» **Direction**
Copy, from the entries below, each line in which the string "syslog" appears.

/---

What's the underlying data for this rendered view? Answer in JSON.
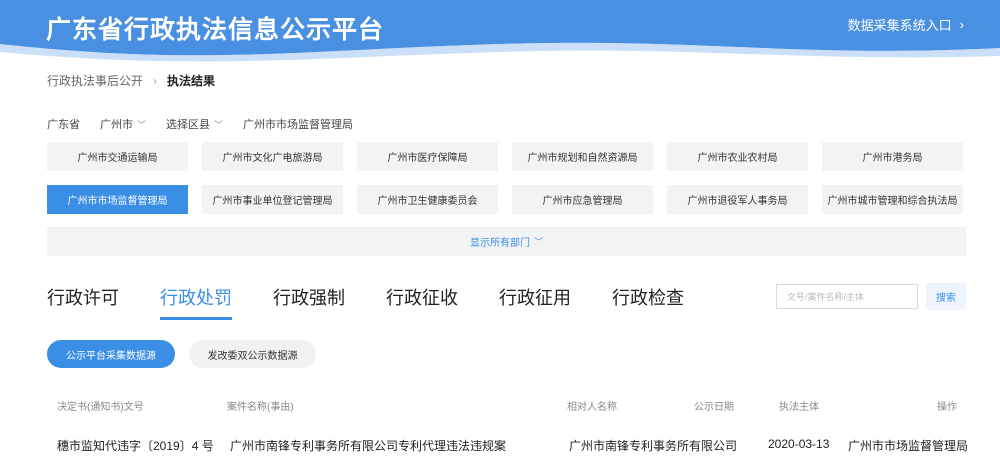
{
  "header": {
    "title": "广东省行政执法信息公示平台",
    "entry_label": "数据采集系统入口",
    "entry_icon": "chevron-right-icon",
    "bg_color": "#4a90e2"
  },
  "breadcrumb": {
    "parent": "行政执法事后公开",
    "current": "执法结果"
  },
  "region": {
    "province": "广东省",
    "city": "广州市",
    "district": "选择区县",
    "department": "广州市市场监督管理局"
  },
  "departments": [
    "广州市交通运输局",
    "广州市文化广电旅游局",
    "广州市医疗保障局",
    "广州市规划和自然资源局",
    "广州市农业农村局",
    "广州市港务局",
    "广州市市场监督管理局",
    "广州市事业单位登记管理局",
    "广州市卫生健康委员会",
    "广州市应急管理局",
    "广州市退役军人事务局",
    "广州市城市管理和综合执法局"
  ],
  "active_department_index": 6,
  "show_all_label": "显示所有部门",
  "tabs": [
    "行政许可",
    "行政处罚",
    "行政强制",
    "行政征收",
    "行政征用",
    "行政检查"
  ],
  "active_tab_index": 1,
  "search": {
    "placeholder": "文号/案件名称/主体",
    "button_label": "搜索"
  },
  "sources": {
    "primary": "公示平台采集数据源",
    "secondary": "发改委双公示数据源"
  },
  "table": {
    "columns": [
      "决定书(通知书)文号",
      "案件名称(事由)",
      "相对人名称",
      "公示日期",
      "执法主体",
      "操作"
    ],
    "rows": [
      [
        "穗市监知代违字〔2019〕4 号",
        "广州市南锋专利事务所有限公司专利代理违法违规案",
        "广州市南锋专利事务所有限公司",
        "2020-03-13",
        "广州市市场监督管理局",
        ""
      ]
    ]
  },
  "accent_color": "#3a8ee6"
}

\---
/---

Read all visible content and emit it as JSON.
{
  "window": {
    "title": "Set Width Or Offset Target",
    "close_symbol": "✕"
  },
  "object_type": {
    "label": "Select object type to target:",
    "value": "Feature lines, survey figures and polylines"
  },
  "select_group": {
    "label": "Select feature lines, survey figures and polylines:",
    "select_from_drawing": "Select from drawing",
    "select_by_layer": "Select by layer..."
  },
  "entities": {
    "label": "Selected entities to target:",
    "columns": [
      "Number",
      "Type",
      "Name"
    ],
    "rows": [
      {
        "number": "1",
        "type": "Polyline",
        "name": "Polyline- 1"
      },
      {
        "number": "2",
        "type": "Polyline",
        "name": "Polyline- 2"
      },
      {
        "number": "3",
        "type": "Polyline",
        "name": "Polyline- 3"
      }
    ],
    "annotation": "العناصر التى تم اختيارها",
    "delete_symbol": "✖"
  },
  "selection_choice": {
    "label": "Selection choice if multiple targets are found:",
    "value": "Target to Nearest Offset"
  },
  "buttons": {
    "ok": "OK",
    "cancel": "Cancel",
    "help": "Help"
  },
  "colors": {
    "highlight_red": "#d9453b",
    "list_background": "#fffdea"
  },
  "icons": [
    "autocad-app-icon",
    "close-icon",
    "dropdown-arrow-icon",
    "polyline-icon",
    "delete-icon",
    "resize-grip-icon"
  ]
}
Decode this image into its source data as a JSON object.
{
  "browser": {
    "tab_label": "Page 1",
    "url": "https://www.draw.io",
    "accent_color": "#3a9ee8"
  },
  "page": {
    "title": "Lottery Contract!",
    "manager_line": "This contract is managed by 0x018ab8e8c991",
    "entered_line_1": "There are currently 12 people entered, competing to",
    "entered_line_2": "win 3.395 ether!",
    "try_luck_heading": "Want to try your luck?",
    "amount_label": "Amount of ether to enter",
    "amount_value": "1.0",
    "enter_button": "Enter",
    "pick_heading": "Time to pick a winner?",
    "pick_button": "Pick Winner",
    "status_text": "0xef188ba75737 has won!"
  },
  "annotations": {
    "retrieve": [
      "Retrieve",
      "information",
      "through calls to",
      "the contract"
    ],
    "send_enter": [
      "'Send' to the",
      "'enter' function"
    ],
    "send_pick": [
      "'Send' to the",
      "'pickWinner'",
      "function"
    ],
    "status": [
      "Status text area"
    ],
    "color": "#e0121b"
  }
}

\---
/---

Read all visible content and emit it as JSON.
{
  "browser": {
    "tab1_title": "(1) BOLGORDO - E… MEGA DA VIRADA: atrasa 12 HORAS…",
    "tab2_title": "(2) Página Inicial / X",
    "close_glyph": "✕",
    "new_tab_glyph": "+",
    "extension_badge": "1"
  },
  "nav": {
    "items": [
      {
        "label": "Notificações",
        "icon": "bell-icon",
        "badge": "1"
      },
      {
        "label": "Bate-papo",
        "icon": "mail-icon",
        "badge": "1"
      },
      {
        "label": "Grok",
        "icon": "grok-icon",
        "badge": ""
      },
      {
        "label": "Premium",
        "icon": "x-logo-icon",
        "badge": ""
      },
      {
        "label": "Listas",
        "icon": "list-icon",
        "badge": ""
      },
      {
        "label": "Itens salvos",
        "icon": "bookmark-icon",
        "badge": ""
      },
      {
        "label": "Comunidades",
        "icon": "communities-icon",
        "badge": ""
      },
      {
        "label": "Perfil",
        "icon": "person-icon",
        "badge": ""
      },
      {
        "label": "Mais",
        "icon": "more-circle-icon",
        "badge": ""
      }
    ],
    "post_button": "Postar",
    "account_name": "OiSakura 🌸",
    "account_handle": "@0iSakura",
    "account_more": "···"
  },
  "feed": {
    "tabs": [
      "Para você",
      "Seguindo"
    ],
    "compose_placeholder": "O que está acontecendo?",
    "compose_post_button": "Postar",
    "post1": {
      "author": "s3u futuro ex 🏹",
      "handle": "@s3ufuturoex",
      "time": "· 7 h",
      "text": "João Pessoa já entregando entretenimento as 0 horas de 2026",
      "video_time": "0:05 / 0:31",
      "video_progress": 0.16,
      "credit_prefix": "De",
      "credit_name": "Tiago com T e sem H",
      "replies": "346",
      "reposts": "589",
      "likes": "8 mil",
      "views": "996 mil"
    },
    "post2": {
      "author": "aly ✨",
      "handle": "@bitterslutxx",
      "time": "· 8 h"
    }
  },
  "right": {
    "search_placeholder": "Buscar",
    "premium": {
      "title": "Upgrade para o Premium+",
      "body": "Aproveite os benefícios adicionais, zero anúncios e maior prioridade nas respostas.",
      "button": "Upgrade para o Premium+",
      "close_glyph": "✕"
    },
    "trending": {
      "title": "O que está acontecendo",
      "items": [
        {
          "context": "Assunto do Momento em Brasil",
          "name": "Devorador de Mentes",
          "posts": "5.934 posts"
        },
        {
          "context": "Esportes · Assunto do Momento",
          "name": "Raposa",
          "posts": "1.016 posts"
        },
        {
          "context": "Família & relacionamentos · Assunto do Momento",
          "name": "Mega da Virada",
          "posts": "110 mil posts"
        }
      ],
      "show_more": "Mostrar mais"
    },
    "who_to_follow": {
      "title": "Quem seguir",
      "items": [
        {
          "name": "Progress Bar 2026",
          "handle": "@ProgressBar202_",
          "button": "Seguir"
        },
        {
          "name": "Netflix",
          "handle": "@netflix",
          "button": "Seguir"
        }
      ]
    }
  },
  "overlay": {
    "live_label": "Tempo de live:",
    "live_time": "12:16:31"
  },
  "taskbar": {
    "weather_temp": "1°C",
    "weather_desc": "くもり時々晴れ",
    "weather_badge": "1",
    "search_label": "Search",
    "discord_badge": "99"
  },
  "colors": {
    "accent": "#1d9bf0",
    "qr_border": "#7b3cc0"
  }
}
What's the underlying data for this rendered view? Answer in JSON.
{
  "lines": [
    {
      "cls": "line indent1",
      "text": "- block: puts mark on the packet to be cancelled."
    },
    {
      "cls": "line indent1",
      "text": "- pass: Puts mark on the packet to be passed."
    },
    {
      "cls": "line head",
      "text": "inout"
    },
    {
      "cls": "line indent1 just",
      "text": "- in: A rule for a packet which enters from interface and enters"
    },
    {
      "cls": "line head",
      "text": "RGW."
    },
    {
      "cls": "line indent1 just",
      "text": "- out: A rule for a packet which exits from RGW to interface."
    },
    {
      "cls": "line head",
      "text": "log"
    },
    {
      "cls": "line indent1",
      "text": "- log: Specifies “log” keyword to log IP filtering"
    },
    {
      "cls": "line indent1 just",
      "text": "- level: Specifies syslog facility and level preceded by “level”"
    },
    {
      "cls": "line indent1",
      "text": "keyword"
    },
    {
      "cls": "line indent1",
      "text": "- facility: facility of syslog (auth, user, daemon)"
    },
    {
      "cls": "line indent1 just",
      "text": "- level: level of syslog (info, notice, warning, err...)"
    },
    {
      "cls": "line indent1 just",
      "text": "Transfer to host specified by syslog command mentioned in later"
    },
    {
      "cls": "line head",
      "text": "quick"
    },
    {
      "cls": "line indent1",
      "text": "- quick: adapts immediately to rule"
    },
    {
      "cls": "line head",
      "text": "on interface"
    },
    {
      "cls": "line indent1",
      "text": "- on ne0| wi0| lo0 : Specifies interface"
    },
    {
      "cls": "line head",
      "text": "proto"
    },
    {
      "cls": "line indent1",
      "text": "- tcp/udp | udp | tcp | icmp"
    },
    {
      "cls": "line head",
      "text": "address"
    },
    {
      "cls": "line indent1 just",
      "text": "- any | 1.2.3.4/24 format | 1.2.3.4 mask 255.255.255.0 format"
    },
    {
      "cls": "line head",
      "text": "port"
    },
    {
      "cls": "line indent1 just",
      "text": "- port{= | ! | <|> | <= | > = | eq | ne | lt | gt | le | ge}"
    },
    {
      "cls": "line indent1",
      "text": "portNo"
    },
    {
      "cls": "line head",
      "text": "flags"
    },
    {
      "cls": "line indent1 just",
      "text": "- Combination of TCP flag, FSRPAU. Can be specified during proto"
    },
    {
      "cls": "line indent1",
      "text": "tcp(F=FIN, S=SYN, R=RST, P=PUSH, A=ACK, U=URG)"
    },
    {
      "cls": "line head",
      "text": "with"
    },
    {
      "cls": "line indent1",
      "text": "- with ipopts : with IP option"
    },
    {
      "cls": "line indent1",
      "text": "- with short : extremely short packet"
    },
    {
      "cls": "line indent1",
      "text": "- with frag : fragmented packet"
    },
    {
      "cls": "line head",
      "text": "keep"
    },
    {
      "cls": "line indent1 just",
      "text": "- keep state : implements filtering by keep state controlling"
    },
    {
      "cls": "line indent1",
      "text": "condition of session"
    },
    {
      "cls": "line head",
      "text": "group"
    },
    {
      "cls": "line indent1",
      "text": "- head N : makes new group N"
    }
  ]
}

\---

» **Task result**
      "text": "- level: Specifies syslog facility and level preceded by “level”"
      "text": "- facility: facility of syslog (auth, user, daemon)"
      "text": "- level: level of syslog (info, notice, warning, err...)"
      "text": "Transfer to host specified by syslog command mentioned in later"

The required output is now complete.